[Stored data]
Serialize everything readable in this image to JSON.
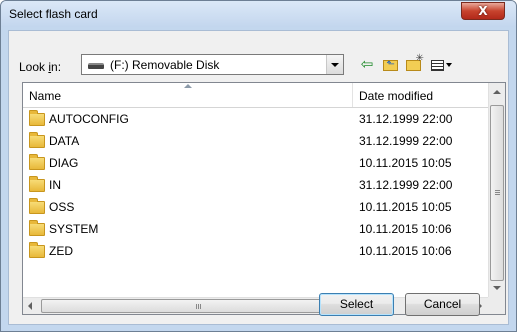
{
  "window": {
    "title": "Select flash card",
    "close_glyph": "X"
  },
  "toolbar": {
    "look_in_label_prefix": "Look ",
    "look_in_label_hotkey": "i",
    "look_in_label_suffix": "n:",
    "location": "(F:) Removable Disk",
    "icons": [
      "drive-icon",
      "back-icon",
      "up-folder-icon",
      "new-folder-icon",
      "view-menu-icon"
    ]
  },
  "file_list": {
    "columns": [
      "Name",
      "Date modified"
    ],
    "sorted_by": "Name",
    "rows": [
      {
        "name": "AUTOCONFIG",
        "date": "31.12.1999 22:00"
      },
      {
        "name": "DATA",
        "date": "31.12.1999 22:00"
      },
      {
        "name": "DIAG",
        "date": "10.11.2015 10:05"
      },
      {
        "name": "IN",
        "date": "31.12.1999 22:00"
      },
      {
        "name": "OSS",
        "date": "10.11.2015 10:05"
      },
      {
        "name": "SYSTEM",
        "date": "10.11.2015 10:06"
      },
      {
        "name": "ZED",
        "date": "10.11.2015 10:06"
      }
    ]
  },
  "buttons": {
    "select": "Select",
    "cancel": "Cancel"
  }
}
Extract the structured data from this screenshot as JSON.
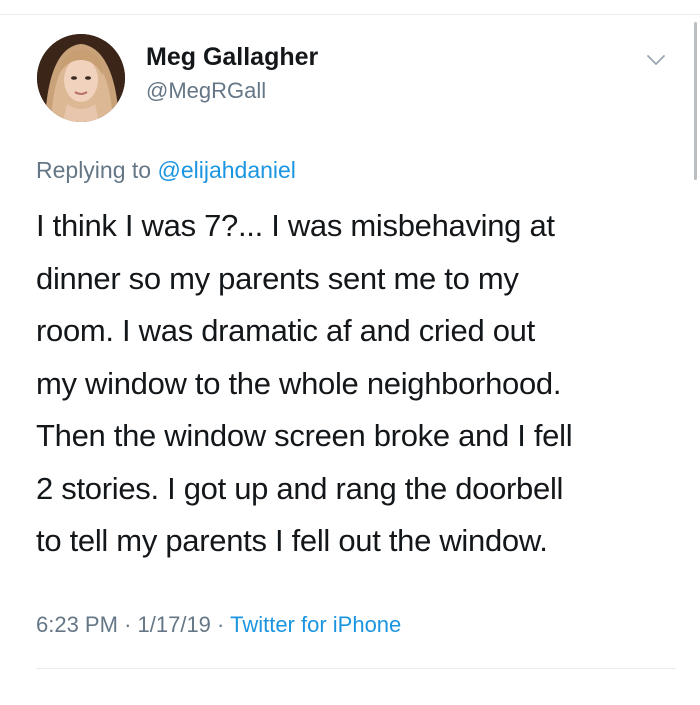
{
  "tweet": {
    "author": {
      "display_name": "Meg Gallagher",
      "handle": "@MegRGall",
      "avatar_icon": "profile-photo"
    },
    "reply_context": {
      "prefix": "Replying to",
      "mention": "@elijahdaniel"
    },
    "text_lines": [
      "I think I was 7?... I was misbehaving at",
      "dinner so my parents sent me to my",
      "room. I was dramatic af and cried out",
      "my window to the whole neighborhood.",
      "Then the window screen broke and I fell",
      "2 stories. I got up and rang the doorbell",
      "to tell my parents I fell out the window."
    ],
    "meta": {
      "time": "6:23 PM",
      "separator": "·",
      "date": "1/17/19",
      "source": "Twitter for iPhone"
    },
    "menu_icon": "chevron-down-icon"
  },
  "colors": {
    "text": "#14171a",
    "secondary": "#657786",
    "link": "#1b95e0",
    "divider": "#e6ecf0"
  }
}
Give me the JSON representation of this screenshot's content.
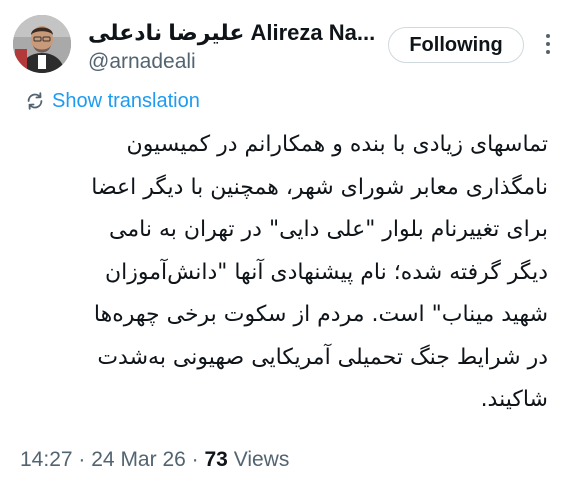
{
  "author": {
    "display_name": "علیرضا نادعلی Alireza Na...",
    "handle": "@arnadeali"
  },
  "follow_button": {
    "label": "Following"
  },
  "translate": {
    "label": "Show translation"
  },
  "tweet": {
    "lines": [
      "تماسهای زیادی با بنده و همکارانم در کمیسیون",
      "نامگذاری معابر شورای شهر، همچنین با دیگر اعضا",
      "برای تغییرنام بلوار \"علی دایی\" در تهران به نامی",
      "دیگر گرفته شده؛ نام پیشنهادی آنها \"دانش‌آموزان",
      "شهید میناب\" است. مردم از سکوت برخی چهره‌ها",
      "در شرایط جنگ تحمیلی آمریکایی صهیونی به‌شدت",
      "شاکیند."
    ]
  },
  "meta": {
    "time": "14:27",
    "date": "24 Mar 26",
    "views_count": "73",
    "views_label": "Views",
    "separator": "·"
  },
  "icons": {
    "more": "more-dots-icon",
    "translate": "translate-icon"
  }
}
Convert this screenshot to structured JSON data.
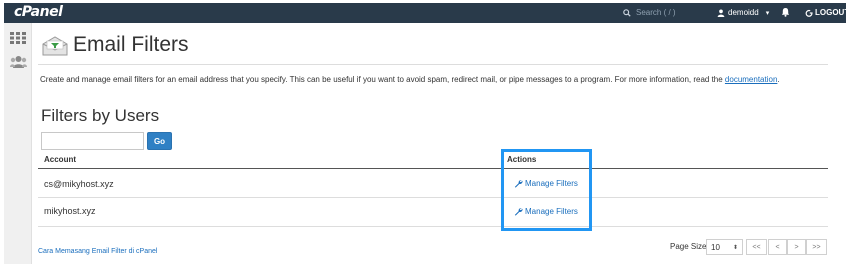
{
  "topbar": {
    "logo": "cPanel",
    "search_placeholder": "Search ( / )",
    "username": "demoidd",
    "logout_label": "LOGOUT"
  },
  "sidebar": {
    "items": [
      {
        "name": "grid-icon"
      },
      {
        "name": "users-icon"
      }
    ]
  },
  "page": {
    "title": "Email Filters",
    "description": "Create and manage email filters for an email address that you specify. This can be useful if you want to avoid spam, redirect mail, or pipe messages to a program. For more information, read the ",
    "doc_link": "documentation",
    "description_end": "."
  },
  "filters": {
    "section_title": "Filters by Users",
    "search_value": "",
    "go_label": "Go",
    "columns": [
      "Account",
      "Actions"
    ],
    "rows": [
      {
        "account": "cs@mikyhost.xyz",
        "action": "Manage Filters"
      },
      {
        "account": "mikyhost.xyz",
        "action": "Manage Filters"
      }
    ]
  },
  "footer": {
    "link": "Cara Memasang Email Filter di cPanel",
    "page_size_label": "Page Size",
    "page_size": "10",
    "pager": [
      "<<",
      "<",
      ">",
      ">>"
    ]
  },
  "colors": {
    "topbar": "#293a4a",
    "accent": "#2f80c4",
    "highlight": "#2196f3",
    "link": "#1a6ebd"
  }
}
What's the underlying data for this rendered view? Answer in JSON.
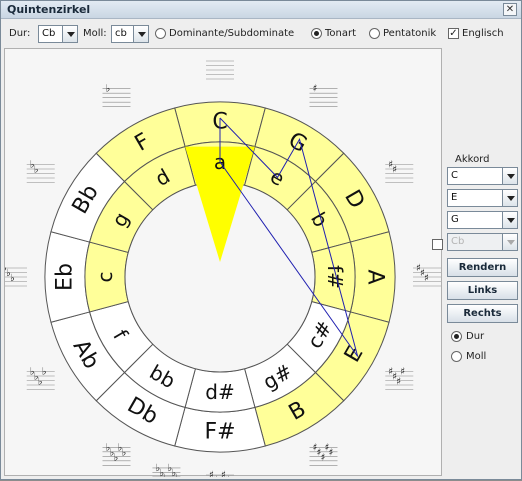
{
  "window": {
    "title": "Quintenzirkel",
    "close_symbol": "✕"
  },
  "toolbar": {
    "dur_label": "Dur:",
    "dur_value": "Cb",
    "moll_label": "Moll:",
    "moll_value": "cb",
    "options": [
      {
        "label": "Dominante/Subdominate",
        "type": "radio",
        "selected": false
      },
      {
        "label": "Tonart",
        "type": "radio",
        "selected": true
      },
      {
        "label": "Pentatonik",
        "type": "radio",
        "selected": false
      },
      {
        "label": "Englisch",
        "type": "checkbox",
        "checked": true
      }
    ]
  },
  "circle": {
    "major_keys": [
      "C",
      "G",
      "D",
      "A",
      "E",
      "B",
      "F#",
      "Db",
      "Ab",
      "Eb",
      "Bb",
      "F"
    ],
    "minor_keys": [
      "a",
      "e",
      "b",
      "f#",
      "c#",
      "g#",
      "d#",
      "bb",
      "f",
      "c",
      "g",
      "d"
    ],
    "outer_highlight_indices": [
      0,
      1,
      2,
      3,
      4,
      5,
      11
    ],
    "inner_highlight_indices": [
      0,
      1,
      2,
      3,
      9,
      10,
      11
    ],
    "highlight_color": "#ffff99",
    "pointer_color": "#ffff00",
    "chord_line_color": "#2020b0",
    "chord_notes_on_circle": [
      "C",
      "E",
      "G"
    ],
    "sharp_counts": [
      0,
      1,
      2,
      3,
      4,
      5,
      6
    ],
    "flat_counts": [
      5,
      4,
      3,
      2,
      1
    ]
  },
  "chord_panel": {
    "title": "Akkord",
    "selects": [
      "C",
      "E",
      "G"
    ],
    "extra_select": "Cb",
    "extra_enabled": false,
    "buttons": [
      "Rendern",
      "Links",
      "Rechts"
    ],
    "mode_options": [
      {
        "label": "Dur",
        "selected": true
      },
      {
        "label": "Moll",
        "selected": false
      }
    ]
  }
}
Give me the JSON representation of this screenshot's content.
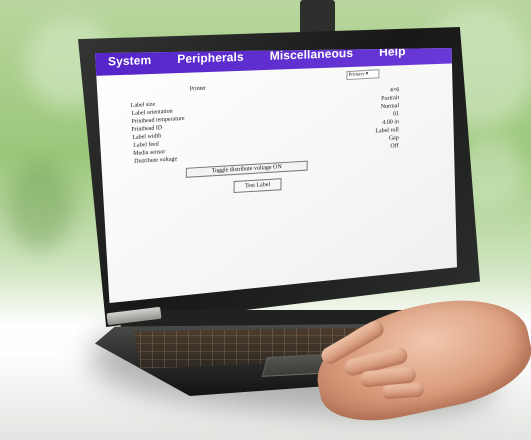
{
  "menu": {
    "items": [
      {
        "label": "System"
      },
      {
        "label": "Peripherals"
      },
      {
        "label": "Miscellaneous"
      },
      {
        "label": "Help"
      }
    ]
  },
  "form": {
    "printer_label": "Printer",
    "printer_value": "Primary ▾",
    "settings": [
      {
        "label": "Label size",
        "value": "4×6"
      },
      {
        "label": "Label orientation",
        "value": "Portrait"
      },
      {
        "label": "Printhead temperature",
        "value": "Normal"
      },
      {
        "label": "Printhead ID",
        "value": "01"
      },
      {
        "label": "Label width",
        "value": "4.00 in"
      },
      {
        "label": "Label feed",
        "value": "Label roll"
      },
      {
        "label": "Media sensor",
        "value": "Gap"
      },
      {
        "label": "Distribute voltage",
        "value": "Off"
      }
    ],
    "toggle_button": "Toggle distribute voltage ON",
    "test_button": "Test Label"
  },
  "colors": {
    "menu_bar": "#5f30d0",
    "screen": "#ffffff",
    "laptop": "#1f201f",
    "background": "#a7cc8b"
  }
}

**Aim:** Your copy should match the entries exactly, minus the pictures.

**Reply to the exercise:**
Serialize everything readable in this image to JSON.
{
  "window": {
    "title": "Select flash card",
    "close_glyph": "X"
  },
  "toolbar": {
    "look_in_label_prefix": "Look ",
    "look_in_label_hotkey": "i",
    "look_in_label_suffix": "n:",
    "location": "(F:) Removable Disk",
    "icons": [
      "drive-icon",
      "back-icon",
      "up-folder-icon",
      "new-folder-icon",
      "view-menu-icon"
    ]
  },
  "file_list": {
    "columns": [
      "Name",
      "Date modified"
    ],
    "sorted_by": "Name",
    "rows": [
      {
        "name": "AUTOCONFIG",
        "date": "31.12.1999 22:00"
      },
      {
        "name": "DATA",
        "date": "31.12.1999 22:00"
      },
      {
        "name": "DIAG",
        "date": "10.11.2015 10:05"
      },
      {
        "name": "IN",
        "date": "31.12.1999 22:00"
      },
      {
        "name": "OSS",
        "date": "10.11.2015 10:05"
      },
      {
        "name": "SYSTEM",
        "date": "10.11.2015 10:06"
      },
      {
        "name": "ZED",
        "date": "10.11.2015 10:06"
      }
    ]
  },
  "buttons": {
    "select": "Select",
    "cancel": "Cancel"
  }
}
Extract the structured data from this screenshot as JSON.
{
  "tweet": {
    "author": {
      "display_name": "Meg Gallagher",
      "handle": "@MegRGall",
      "avatar_icon": "profile-photo"
    },
    "reply_context": {
      "prefix": "Replying to",
      "mention": "@elijahdaniel"
    },
    "text_lines": [
      "I think I was 7?... I was misbehaving at",
      "dinner so my parents sent me to my",
      "room. I was dramatic af and cried out",
      "my window to the whole neighborhood.",
      "Then the window screen broke and I fell",
      "2 stories. I got up and rang the doorbell",
      "to tell my parents I fell out the window."
    ],
    "meta": {
      "time": "6:23 PM",
      "separator": "·",
      "date": "1/17/19",
      "source": "Twitter for iPhone"
    },
    "menu_icon": "chevron-down-icon"
  },
  "colors": {
    "text": "#14171a",
    "secondary": "#657786",
    "link": "#1b95e0",
    "divider": "#e6ecf0"
  }
}
Give me the JSON representation of this screenshot's content.
{
  "author": {
    "display_name": "علیرضا نادعلی Alireza Na...",
    "handle": "@arnadeali"
  },
  "follow_button": {
    "label": "Following"
  },
  "translate": {
    "label": "Show translation"
  },
  "tweet": {
    "lines": [
      "تماسهای زیادی با بنده و همکارانم در کمیسیون",
      "نامگذاری معابر شورای شهر، همچنین با دیگر اعضا",
      "برای تغییرنام بلوار \"علی دایی\" در تهران به نامی",
      "دیگر گرفته شده؛ نام پیشنهادی آنها \"دانش‌آموزان",
      "شهید میناب\" است. مردم از سکوت برخی چهره‌ها",
      "در شرایط جنگ تحمیلی آمریکایی صهیونی به‌شدت",
      "شاکیند."
    ]
  },
  "meta": {
    "time": "14:27",
    "date": "24 Mar 26",
    "views_count": "73",
    "views_label": "Views",
    "separator": "·"
  },
  "icons": {
    "more": "more-dots-icon",
    "translate": "translate-icon"
  }
}
Convert this screenshot to structured JSON data.
{
  "topbar": {
    "logo": "cPanel",
    "search_placeholder": "Search ( / )",
    "username": "demoidd",
    "logout_label": "LOGOUT"
  },
  "sidebar": {
    "items": [
      {
        "name": "grid-icon"
      },
      {
        "name": "users-icon"
      }
    ]
  },
  "page": {
    "title": "Email Filters",
    "description": "Create and manage email filters for an email address that you specify. This can be useful if you want to avoid spam, redirect mail, or pipe messages to a program. For more information, read the ",
    "doc_link": "documentation",
    "description_end": "."
  },
  "filters": {
    "section_title": "Filters by Users",
    "search_value": "",
    "go_label": "Go",
    "columns": [
      "Account",
      "Actions"
    ],
    "rows": [
      {
        "account": "cs@mikyhost.xyz",
        "action": "Manage Filters"
      },
      {
        "account": "mikyhost.xyz",
        "action": "Manage Filters"
      }
    ]
  },
  "footer": {
    "link": "Cara Memasang Email Filter di cPanel",
    "page_size_label": "Page Size",
    "page_size": "10",
    "pager": [
      "<<",
      "<",
      ">",
      ">>"
    ]
  },
  "colors": {
    "topbar": "#293a4a",
    "accent": "#2f80c4",
    "highlight": "#2196f3",
    "link": "#1a6ebd"
  }
}
What's the underlying data for this rendered view? Answer in JSON.
{
  "window": {
    "title": "Quintenzirkel",
    "close_symbol": "✕"
  },
  "toolbar": {
    "dur_label": "Dur:",
    "dur_value": "Cb",
    "moll_label": "Moll:",
    "moll_value": "cb",
    "options": [
      {
        "label": "Dominante/Subdominate",
        "type": "radio",
        "selected": false
      },
      {
        "label": "Tonart",
        "type": "radio",
        "selected": true
      },
      {
        "label": "Pentatonik",
        "type": "radio",
        "selected": false
      },
      {
        "label": "Englisch",
        "type": "checkbox",
        "checked": true
      }
    ]
  },
  "circle": {
    "major_keys": [
      "C",
      "G",
      "D",
      "A",
      "E",
      "B",
      "F#",
      "Db",
      "Ab",
      "Eb",
      "Bb",
      "F"
    ],
    "minor_keys": [
      "a",
      "e",
      "b",
      "f#",
      "c#",
      "g#",
      "d#",
      "bb",
      "f",
      "c",
      "g",
      "d"
    ],
    "outer_highlight_indices": [
      0,
      1,
      2,
      3,
      4,
      5,
      11
    ],
    "inner_highlight_indices": [
      0,
      1,
      2,
      3,
      9,
      10,
      11
    ],
    "highlight_color": "#ffff99",
    "pointer_color": "#ffff00",
    "chord_line_color": "#2020b0",
    "chord_notes_on_circle": [
      "C",
      "E",
      "G"
    ],
    "sharp_counts": [
      0,
      1,
      2,
      3,
      4,
      5,
      6
    ],
    "flat_counts": [
      5,
      4,
      3,
      2,
      1
    ]
  },
  "chord_panel": {
    "title": "Akkord",
    "selects": [
      "C",
      "E",
      "G"
    ],
    "extra_select": "Cb",
    "extra_enabled": false,
    "buttons": [
      "Rendern",
      "Links",
      "Rechts"
    ],
    "mode_options": [
      {
        "label": "Dur",
        "selected": true
      },
      {
        "label": "Moll",
        "selected": false
      }
    ]
  }
}
Give me the JSON representation of this screenshot's content.
{
  "menu": {
    "items": [
      {
        "label": "System"
      },
      {
        "label": "Peripherals"
      },
      {
        "label": "Miscellaneous"
      },
      {
        "label": "Help"
      }
    ]
  },
  "form": {
    "printer_label": "Printer",
    "printer_value": "Primary ▾",
    "settings": [
      {
        "label": "Label size",
        "value": "4×6"
      },
      {
        "label": "Label orientation",
        "value": "Portrait"
      },
      {
        "label": "Printhead temperature",
        "value": "Normal"
      },
      {
        "label": "Printhead ID",
        "value": "01"
      },
      {
        "label": "Label width",
        "value": "4.00 in"
      },
      {
        "label": "Label feed",
        "value": "Label roll"
      },
      {
        "label": "Media sensor",
        "value": "Gap"
      },
      {
        "label": "Distribute voltage",
        "value": "Off"
      }
    ],
    "toggle_button": "Toggle distribute voltage ON",
    "test_button": "Test Label"
  },
  "colors": {
    "menu_bar": "#5f30d0",
    "screen": "#ffffff",
    "laptop": "#1f201f",
    "background": "#a7cc8b"
  }
}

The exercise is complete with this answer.